Start Material provided

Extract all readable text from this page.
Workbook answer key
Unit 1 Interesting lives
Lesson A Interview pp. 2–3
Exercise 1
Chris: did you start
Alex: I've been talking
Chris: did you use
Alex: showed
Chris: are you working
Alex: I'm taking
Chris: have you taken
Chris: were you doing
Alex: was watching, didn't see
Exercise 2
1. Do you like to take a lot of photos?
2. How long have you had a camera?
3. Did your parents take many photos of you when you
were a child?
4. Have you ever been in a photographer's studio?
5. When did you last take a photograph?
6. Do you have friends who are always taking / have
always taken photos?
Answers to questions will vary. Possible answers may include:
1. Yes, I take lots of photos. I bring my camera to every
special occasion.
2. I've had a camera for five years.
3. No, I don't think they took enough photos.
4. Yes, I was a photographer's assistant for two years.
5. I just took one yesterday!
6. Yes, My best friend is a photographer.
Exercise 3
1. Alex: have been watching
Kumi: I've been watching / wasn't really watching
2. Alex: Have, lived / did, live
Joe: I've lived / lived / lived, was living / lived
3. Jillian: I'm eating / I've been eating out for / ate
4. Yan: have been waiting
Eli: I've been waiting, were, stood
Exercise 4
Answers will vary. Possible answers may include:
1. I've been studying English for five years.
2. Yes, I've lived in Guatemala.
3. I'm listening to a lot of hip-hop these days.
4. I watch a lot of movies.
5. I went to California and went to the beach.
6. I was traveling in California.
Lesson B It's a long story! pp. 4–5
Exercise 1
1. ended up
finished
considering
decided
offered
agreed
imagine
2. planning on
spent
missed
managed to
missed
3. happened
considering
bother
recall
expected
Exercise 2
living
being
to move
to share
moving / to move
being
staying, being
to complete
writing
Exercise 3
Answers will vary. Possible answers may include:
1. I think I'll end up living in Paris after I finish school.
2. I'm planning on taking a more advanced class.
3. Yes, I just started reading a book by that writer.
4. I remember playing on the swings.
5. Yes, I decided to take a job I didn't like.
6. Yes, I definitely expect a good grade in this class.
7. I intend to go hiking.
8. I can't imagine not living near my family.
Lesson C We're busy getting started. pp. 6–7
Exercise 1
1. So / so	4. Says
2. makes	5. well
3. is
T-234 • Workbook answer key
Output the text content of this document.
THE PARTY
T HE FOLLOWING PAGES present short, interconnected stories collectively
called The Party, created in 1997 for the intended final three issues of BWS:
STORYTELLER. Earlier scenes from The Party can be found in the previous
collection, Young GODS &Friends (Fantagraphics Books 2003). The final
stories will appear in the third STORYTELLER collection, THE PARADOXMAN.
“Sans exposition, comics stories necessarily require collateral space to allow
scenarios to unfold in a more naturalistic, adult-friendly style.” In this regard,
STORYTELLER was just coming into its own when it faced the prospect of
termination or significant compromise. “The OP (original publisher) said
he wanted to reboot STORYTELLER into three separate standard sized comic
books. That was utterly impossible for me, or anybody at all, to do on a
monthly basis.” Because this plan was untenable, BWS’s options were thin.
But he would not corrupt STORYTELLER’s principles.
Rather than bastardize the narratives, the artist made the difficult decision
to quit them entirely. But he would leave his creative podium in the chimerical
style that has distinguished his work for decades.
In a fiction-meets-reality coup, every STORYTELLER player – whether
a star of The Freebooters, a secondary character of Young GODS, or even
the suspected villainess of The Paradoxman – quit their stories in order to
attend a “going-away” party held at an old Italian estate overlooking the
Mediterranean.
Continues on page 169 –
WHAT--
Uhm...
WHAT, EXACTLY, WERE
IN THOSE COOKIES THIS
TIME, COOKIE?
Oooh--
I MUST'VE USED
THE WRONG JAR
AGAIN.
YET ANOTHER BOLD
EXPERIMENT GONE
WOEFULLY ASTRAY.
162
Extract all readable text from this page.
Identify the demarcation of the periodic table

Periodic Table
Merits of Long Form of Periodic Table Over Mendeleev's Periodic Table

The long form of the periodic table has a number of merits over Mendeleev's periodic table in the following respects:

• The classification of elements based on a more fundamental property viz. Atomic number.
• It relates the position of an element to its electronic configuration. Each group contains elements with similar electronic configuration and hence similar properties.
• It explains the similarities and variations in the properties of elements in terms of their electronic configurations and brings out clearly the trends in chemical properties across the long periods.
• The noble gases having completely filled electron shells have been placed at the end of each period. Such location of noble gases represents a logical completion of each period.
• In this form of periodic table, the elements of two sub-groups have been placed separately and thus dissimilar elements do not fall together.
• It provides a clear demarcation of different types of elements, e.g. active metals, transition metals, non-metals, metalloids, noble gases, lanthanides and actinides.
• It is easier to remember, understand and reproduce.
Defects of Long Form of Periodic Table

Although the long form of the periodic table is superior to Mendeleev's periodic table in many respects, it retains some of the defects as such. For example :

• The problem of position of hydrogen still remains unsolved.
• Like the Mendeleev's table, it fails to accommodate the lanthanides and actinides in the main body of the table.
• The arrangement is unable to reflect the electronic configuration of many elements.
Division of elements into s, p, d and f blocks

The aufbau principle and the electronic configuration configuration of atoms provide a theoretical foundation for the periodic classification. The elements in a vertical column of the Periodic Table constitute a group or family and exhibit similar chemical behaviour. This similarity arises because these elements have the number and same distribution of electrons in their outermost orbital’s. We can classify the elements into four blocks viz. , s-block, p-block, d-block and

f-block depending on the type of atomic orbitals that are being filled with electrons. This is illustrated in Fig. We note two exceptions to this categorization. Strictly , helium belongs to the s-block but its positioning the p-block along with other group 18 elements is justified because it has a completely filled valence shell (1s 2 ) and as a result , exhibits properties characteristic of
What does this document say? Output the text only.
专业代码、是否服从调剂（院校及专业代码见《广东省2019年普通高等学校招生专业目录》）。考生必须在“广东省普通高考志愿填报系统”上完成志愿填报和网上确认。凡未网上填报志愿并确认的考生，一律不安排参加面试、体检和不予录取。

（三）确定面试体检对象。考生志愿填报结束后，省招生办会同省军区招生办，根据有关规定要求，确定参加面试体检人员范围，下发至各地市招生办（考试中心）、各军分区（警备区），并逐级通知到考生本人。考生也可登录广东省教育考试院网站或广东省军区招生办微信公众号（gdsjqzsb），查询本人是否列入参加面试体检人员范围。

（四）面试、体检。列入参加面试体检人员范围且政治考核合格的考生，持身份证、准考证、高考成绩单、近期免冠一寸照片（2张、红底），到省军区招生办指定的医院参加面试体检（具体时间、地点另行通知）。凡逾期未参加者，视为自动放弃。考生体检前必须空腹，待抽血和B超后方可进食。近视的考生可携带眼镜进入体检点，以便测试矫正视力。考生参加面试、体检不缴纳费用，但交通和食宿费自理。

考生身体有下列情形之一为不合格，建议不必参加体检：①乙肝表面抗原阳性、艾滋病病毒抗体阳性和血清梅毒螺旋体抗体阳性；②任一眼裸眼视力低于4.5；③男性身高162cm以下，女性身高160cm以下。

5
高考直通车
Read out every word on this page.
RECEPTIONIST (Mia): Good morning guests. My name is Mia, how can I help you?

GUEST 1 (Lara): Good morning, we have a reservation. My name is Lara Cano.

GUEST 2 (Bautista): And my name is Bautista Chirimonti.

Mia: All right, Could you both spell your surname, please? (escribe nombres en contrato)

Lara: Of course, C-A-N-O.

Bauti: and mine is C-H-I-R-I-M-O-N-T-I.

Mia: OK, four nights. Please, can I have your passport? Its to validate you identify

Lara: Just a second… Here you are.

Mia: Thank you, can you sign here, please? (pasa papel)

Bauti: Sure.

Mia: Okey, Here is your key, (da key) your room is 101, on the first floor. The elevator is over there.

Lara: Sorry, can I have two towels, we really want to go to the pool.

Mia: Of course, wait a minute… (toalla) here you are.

End Material provided

The full set of records should be duplicated exactly.

▶ **The response**
Extract all readable text from this page.
Workbook answer key
Unit 1 Interesting lives
Lesson A Interview pp. 2–3
Exercise 1
Chris: did you start
Alex: I've been talking
Chris: did you use
Alex: showed
Chris: are you working
Alex: I'm taking
Chris: have you taken
Chris: were you doing
Alex: was watching, didn't see
Exercise 2
1. Do you like to take a lot of photos?
2. How long have you had a camera?
3. Did your parents take many photos of you when you
were a child?
4. Have you ever been in a photographer's studio?
5. When did you last take a photograph?
6. Do you have friends who are always taking / have
always taken photos?
Answers to questions will vary. Possible answers may include:
1. Yes, I take lots of photos. I bring my camera to every
special occasion.
2. I've had a camera for five years.
3. No, I don't think they took enough photos.
4. Yes, I was a photographer's assistant for two years.
5. I just took one yesterday!
6. Yes, My best friend is a photographer.
Exercise 3
1. Alex: have been watching
Kumi: I've been watching / wasn't really watching
2. Alex: Have, lived / did, live
Joe: I've lived / lived / lived, was living / lived
3. Jillian: I'm eating / I've been eating out for / ate
4. Yan: have been waiting
Eli: I've been waiting, were, stood
Exercise 4
Answers will vary. Possible answers may include:
1. I've been studying English for five years.
2. Yes, I've lived in Guatemala.
3. I'm listening to a lot of hip-hop these days.
4. I watch a lot of movies.
5. I went to California and went to the beach.
6. I was traveling in California.
Lesson B It's a long story! pp. 4–5
Exercise 1
1. ended up
finished
considering
decided
offered
agreed
imagine
2. planning on
spent
missed
managed to
missed
3. happened
considering
bother
recall
expected
Exercise 2
living
being
to move
to share
moving / to move
being
staying, being
to complete
writing
Exercise 3
Answers will vary. Possible answers may include:
1. I think I'll end up living in Paris after I finish school.
2. I'm planning on taking a more advanced class.
3. Yes, I just started reading a book by that writer.
4. I remember playing on the swings.
5. Yes, I decided to take a job I didn't like.
6. Yes, I definitely expect a good grade in this class.
7. I intend to go hiking.
8. I can't imagine not living near my family.
Lesson C We're busy getting started. pp. 6–7
Exercise 1
1. So / so	4. Says
2. makes	5. well
3. is
T-234 • Workbook answer key
Output the text content of this document.
THE PARTY
T HE FOLLOWING PAGES present short, interconnected stories collectively
called The Party, created in 1997 for the intended final three issues of BWS:
STORYTELLER. Earlier scenes from The Party can be found in the previous
collection, Young GODS &Friends (Fantagraphics Books 2003). The final
stories will appear in the third STORYTELLER collection, THE PARADOXMAN.
“Sans exposition, comics stories necessarily require collateral space to allow
scenarios to unfold in a more naturalistic, adult-friendly style.” In this regard,
STORYTELLER was just coming into its own when it faced the prospect of
termination or significant compromise. “The OP (original publisher) said
he wanted to reboot STORYTELLER into three separate standard sized comic
books. That was utterly impossible for me, or anybody at all, to do on a
monthly basis.” Because this plan was untenable, BWS’s options were thin.
But he would not corrupt STORYTELLER’s principles.
Rather than bastardize the narratives, the artist made the difficult decision
to quit them entirely. But he would leave his creative podium in the chimerical
style that has distinguished his work for decades.
In a fiction-meets-reality coup, every STORYTELLER player – whether
a star of The Freebooters, a secondary character of Young GODS, or even
the suspected villainess of The Paradoxman – quit their stories in order to
attend a “going-away” party held at an old Italian estate overlooking the
Mediterranean.
Continues on page 169 –
WHAT--
Uhm...
WHAT, EXACTLY, WERE
IN THOSE COOKIES THIS
TIME, COOKIE?
Oooh--
I MUST'VE USED
THE WRONG JAR
AGAIN.
YET ANOTHER BOLD
EXPERIMENT GONE
WOEFULLY ASTRAY.
162
Extract all readable text from this page.
Identify the demarcation of the periodic table

Periodic Table
Merits of Long Form of Periodic Table Over Mendeleev's Periodic Table

The long form of the periodic table has a number of merits over Mendeleev's periodic table in the following respects:

• The classification of elements based on a more fundamental property viz. Atomic number.
• It relates the position of an element to its electronic configuration. Each group contains elements with similar electronic configuration and hence similar properties.
• It explains the similarities and variations in the properties of elements in terms of their electronic configurations and brings out clearly the trends in chemical properties across the long periods.
• The noble gases having completely filled electron shells have been placed at the end of each period. Such location of noble gases represents a logical completion of each period.
• In this form of periodic table, the elements of two sub-groups have been placed separately and thus dissimilar elements do not fall together.
• It provides a clear demarcation of different types of elements, e.g. active metals, transition metals, non-metals, metalloids, noble gases, lanthanides and actinides.
• It is easier to remember, understand and reproduce.
Defects of Long Form of Periodic Table

Although the long form of the periodic table is superior to Mendeleev's periodic table in many respects, it retains some of the defects as such. For example :

• The problem of position of hydrogen still remains unsolved.
• Like the Mendeleev's table, it fails to accommodate the lanthanides and actinides in the main body of the table.
• The arrangement is unable to reflect the electronic configuration of many elements.
Division of elements into s, p, d and f blocks

The aufbau principle and the electronic configuration configuration of atoms provide a theoretical foundation for the periodic classification. The elements in a vertical column of the Periodic Table constitute a group or family and exhibit similar chemical behaviour. This similarity arises because these elements have the number and same distribution of electrons in their outermost orbital’s. We can classify the elements into four blocks viz. , s-block, p-block, d-block and

f-block depending on the type of atomic orbitals that are being filled with electrons. This is illustrated in Fig. We note two exceptions to this categorization. Strictly , helium belongs to the s-block but its positioning the p-block along with other group 18 elements is justified because it has a completely filled valence shell (1s 2 ) and as a result , exhibits properties characteristic of
What does this document say? Output the text only.
专业代码、是否服从调剂（院校及专业代码见《广东省2019年普通高等学校招生专业目录》）。考生必须在“广东省普通高考志愿填报系统”上完成志愿填报和网上确认。凡未网上填报志愿并确认的考生，一律不安排参加面试、体检和不予录取。

（三）确定面试体检对象。考生志愿填报结束后，省招生办会同省军区招生办，根据有关规定要求，确定参加面试体检人员范围，下发至各地市招生办（考试中心）、各军分区（警备区），并逐级通知到考生本人。考生也可登录广东省教育考试院网站或广东省军区招生办微信公众号（gdsjqzsb），查询本人是否列入参加面试体检人员范围。

（四）面试、体检。列入参加面试体检人员范围且政治考核合格的考生，持身份证、准考证、高考成绩单、近期免冠一寸照片（2张、红底），到省军区招生办指定的医院参加面试体检（具体时间、地点另行通知）。凡逾期未参加者，视为自动放弃。考生体检前必须空腹，待抽血和B超后方可进食。近视的考生可携带眼镜进入体检点，以便测试矫正视力。考生参加面试、体检不缴纳费用，但交通和食宿费自理。

考生身体有下列情形之一为不合格，建议不必参加体检：①乙肝表面抗原阳性、艾滋病病毒抗体阳性和血清梅毒螺旋体抗体阳性；②任一眼裸眼视力低于4.5；③男性身高162cm以下，女性身高160cm以下。

5
高考直通车
Read out every word on this page.
RECEPTIONIST (Mia): Good morning guests. My name is Mia, how can I help you?

GUEST 1 (Lara): Good morning, we have a reservation. My name is Lara Cano.

GUEST 2 (Bautista): And my name is Bautista Chirimonti.

Mia: All right, Could you both spell your surname, please? (escribe nombres en contrato)

Lara: Of course, C-A-N-O.

Bauti: and mine is C-H-I-R-I-M-O-N-T-I.

Mia: OK, four nights. Please, can I have your passport? Its to validate you identify

Lara: Just a second… Here you are.

Mia: Thank you, can you sign here, please? (pasa papel)

Bauti: Sure.

Mia: Okey, Here is your key, (da key) your room is 101, on the first floor. The elevator is over there.

Lara: Sorry, can I have two towels, we really want to go to the pool.

Mia: Of course, wait a minute… (toalla) here you are.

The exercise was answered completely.